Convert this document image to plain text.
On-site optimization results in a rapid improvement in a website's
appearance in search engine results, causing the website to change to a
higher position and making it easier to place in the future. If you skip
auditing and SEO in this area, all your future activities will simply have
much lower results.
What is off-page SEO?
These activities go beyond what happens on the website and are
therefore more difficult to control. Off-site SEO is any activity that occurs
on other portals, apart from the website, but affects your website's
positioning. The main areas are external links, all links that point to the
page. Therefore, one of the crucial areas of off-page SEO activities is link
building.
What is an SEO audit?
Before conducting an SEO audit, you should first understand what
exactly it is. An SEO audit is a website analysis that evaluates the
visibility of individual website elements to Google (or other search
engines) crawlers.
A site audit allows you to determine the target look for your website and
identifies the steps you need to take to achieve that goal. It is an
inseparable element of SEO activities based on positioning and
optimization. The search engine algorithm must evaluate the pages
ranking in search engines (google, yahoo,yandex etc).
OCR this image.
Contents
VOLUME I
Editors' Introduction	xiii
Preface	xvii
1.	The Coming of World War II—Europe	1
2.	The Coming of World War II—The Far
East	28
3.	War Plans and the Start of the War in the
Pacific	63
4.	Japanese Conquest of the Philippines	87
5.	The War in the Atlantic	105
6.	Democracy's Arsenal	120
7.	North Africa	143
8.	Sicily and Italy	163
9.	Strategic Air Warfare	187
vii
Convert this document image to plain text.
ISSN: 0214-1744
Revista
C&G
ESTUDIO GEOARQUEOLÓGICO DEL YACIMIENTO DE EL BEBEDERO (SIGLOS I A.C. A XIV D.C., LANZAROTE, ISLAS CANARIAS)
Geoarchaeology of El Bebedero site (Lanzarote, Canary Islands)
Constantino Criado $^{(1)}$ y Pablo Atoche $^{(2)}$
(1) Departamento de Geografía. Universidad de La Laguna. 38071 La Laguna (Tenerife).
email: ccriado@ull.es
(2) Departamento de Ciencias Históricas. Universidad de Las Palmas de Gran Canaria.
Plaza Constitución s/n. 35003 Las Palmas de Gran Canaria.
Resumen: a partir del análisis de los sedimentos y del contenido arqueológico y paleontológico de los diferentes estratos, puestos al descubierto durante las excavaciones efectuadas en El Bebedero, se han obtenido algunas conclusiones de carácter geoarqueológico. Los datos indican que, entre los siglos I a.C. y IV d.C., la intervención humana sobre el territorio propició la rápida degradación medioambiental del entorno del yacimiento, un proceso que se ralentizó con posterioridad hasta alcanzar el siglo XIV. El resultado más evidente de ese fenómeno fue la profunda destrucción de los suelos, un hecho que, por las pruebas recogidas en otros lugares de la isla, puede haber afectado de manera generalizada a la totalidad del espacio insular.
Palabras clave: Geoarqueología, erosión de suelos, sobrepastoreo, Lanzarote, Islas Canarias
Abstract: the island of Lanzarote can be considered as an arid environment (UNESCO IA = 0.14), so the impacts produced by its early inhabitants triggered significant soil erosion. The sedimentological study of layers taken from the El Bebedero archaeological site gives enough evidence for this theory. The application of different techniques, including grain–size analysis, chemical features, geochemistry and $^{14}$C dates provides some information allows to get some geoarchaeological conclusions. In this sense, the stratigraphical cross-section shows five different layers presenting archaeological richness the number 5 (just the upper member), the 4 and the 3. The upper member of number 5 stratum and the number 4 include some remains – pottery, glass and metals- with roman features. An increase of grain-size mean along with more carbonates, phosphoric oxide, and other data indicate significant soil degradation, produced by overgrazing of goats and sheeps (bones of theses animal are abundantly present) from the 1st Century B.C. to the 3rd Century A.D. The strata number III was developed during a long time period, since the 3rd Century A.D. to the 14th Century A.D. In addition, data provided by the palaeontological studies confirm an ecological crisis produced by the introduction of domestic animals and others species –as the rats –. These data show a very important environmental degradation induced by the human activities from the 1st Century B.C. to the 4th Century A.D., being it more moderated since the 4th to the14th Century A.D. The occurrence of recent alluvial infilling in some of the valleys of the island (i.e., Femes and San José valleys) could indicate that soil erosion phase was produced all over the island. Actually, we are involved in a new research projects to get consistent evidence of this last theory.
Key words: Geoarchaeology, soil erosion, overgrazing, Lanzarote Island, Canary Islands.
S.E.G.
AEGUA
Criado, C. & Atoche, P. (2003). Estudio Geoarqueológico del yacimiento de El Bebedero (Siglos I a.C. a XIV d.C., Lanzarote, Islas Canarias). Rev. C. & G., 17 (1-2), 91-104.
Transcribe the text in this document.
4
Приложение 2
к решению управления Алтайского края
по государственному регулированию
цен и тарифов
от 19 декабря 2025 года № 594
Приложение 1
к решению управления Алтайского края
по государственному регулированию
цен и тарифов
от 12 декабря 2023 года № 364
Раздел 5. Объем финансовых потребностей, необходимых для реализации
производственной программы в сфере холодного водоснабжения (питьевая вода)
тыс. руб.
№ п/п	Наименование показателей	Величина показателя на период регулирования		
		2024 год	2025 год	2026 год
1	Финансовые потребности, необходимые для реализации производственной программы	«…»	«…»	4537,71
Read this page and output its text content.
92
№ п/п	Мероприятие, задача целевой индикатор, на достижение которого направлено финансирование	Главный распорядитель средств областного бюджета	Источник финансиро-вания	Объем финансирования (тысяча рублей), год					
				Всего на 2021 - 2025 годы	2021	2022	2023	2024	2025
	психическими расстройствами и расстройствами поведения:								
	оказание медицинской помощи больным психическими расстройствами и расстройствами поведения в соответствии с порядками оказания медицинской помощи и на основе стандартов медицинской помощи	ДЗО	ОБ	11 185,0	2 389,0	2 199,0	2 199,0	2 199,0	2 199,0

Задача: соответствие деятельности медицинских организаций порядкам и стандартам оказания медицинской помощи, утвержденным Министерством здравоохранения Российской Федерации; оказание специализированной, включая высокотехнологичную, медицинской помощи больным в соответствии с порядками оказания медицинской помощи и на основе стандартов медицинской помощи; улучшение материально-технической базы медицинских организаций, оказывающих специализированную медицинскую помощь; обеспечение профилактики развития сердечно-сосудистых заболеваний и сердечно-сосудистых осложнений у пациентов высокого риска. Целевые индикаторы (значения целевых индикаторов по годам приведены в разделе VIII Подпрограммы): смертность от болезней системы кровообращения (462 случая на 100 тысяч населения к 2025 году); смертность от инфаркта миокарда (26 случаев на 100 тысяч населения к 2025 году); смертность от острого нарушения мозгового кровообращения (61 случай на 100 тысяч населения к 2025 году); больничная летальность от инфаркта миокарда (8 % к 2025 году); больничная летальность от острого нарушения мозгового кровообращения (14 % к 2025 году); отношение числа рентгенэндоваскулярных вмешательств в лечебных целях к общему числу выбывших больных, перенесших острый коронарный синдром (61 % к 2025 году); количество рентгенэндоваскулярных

---*---

- **What you have to do**
From the data above, copy each line where the string "больным" appears.

- **Answer to the exercise**
	оказание медицинской помощи больным психическими расстройствами и расстройствами поведения в соответствии с порядками оказания медицинской помощи и на основе стандартов медицинской помощи	ДЗО	ОБ	11 185,0	2 389,0	2 199,0	2 199,0	2 199,0	2 199,0
Задача: соответствие деятельности медицинских организаций порядкам и стандартам оказания медицинской помощи, утвержденным Министерством здравоохранения Российской Федерации; оказание специализированной, включая высокотехнологичную, медицинской помощи больным в соответствии с порядками оказания медицинской помощи и на основе стандартов медицинской помощи; улучшение материально-технической базы медицинских организаций, оказывающих специализированную медицинскую помощь; обеспечение профилактики развития сердечно-сосудистых заболеваний и сердечно-сосудистых осложнений у пациентов высокого риска. Целевые индикаторы (значения целевых индикаторов по годам приведены в разделе VIII Подпрограммы): смертность от болезней системы кровообращения (462 случая на 100 тысяч населения к 2025 году); смертность от инфаркта миокарда (26 случаев на 100 тысяч населения к 2025 году); смертность от острого нарушения мозгового кровообращения (61 случай на 100 тысяч населения к 2025 году); больничная летальность от инфаркта миокарда (8 % к 2025 году); больничная летальность от острого нарушения мозгового кровообращения (14 % к 2025 году); отношение числа рентгенэндоваскулярных вмешательств в лечебных целях к общему числу выбывших больных, перенесших острый коронарный синдром (61 % к 2025 году); количество рентгенэндоваскулярных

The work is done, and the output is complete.